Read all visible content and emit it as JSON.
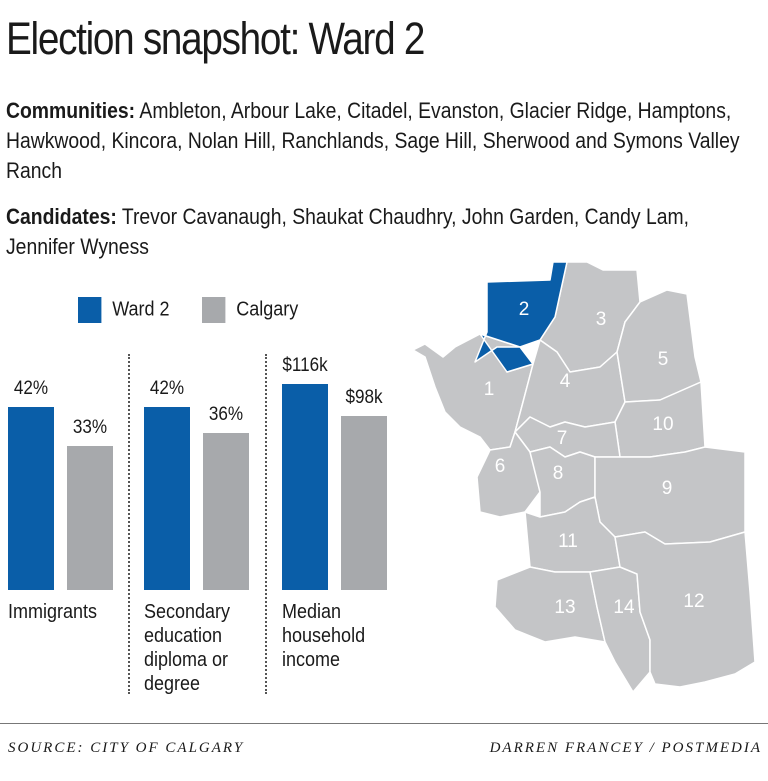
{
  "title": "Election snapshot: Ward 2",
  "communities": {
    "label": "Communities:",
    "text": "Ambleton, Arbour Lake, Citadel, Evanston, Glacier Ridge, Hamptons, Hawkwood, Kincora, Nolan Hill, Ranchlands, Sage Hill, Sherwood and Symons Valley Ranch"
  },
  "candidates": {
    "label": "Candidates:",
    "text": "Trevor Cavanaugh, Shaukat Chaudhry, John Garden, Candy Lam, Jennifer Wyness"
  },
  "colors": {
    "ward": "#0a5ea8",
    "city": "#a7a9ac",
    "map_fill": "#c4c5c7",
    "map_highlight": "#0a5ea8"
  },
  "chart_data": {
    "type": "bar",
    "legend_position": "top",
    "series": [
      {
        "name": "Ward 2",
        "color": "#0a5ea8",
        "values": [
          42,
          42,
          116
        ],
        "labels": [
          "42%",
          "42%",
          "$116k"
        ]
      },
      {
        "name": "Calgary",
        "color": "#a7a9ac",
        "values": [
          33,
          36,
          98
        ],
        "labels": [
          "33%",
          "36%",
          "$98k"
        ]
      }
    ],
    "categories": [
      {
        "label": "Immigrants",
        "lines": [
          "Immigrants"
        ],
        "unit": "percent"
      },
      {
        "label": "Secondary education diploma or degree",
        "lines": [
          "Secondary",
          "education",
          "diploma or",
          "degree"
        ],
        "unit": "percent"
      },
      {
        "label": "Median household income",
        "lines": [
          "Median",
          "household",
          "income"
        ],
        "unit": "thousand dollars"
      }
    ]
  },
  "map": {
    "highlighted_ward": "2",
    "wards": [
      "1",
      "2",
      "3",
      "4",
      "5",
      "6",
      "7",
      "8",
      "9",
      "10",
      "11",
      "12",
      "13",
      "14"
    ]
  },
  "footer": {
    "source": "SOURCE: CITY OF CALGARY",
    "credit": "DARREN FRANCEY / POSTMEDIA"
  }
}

****************************************

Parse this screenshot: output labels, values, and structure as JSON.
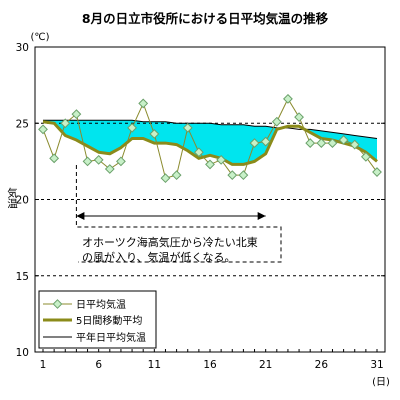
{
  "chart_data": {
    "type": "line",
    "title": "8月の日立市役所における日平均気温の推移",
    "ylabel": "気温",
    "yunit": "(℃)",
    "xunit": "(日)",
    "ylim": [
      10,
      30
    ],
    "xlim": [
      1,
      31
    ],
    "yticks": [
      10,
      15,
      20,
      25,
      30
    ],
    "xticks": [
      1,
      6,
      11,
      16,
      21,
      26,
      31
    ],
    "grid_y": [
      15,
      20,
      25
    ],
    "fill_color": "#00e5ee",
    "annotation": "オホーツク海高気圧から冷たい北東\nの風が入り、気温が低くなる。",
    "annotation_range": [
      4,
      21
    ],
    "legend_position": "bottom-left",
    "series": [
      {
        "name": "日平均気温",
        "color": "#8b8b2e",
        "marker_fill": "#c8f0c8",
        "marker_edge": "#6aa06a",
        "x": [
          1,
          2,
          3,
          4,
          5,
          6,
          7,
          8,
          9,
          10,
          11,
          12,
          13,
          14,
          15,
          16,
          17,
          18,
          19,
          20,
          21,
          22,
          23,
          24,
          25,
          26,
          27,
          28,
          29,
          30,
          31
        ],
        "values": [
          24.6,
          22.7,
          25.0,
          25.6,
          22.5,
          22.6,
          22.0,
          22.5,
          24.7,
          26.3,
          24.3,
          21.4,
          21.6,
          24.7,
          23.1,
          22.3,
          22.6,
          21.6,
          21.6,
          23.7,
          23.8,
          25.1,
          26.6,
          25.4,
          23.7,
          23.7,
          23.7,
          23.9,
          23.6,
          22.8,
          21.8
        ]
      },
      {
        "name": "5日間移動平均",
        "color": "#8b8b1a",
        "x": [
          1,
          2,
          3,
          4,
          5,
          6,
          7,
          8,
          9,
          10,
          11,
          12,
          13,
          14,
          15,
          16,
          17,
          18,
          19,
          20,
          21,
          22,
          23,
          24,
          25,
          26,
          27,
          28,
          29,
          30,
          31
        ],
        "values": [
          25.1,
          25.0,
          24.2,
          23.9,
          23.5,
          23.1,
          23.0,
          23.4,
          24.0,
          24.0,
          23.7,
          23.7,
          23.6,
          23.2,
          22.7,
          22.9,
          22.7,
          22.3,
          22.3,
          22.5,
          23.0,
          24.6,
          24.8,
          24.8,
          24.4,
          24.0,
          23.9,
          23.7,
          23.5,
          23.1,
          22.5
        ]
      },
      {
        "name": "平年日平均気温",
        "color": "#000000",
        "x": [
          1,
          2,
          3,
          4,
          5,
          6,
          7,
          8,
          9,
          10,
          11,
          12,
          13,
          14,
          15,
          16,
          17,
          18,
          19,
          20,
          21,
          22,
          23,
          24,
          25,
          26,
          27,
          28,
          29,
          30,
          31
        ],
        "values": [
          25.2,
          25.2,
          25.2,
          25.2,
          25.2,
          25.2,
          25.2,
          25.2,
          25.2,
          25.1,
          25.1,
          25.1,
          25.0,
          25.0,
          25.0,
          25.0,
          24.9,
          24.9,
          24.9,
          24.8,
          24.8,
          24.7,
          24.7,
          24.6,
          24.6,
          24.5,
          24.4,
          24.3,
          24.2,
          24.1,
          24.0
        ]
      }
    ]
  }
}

****************************************

Take every line from the data that contains the word "education".

*Full output*.
        "label": "Secondary education diploma or degree",
          "education",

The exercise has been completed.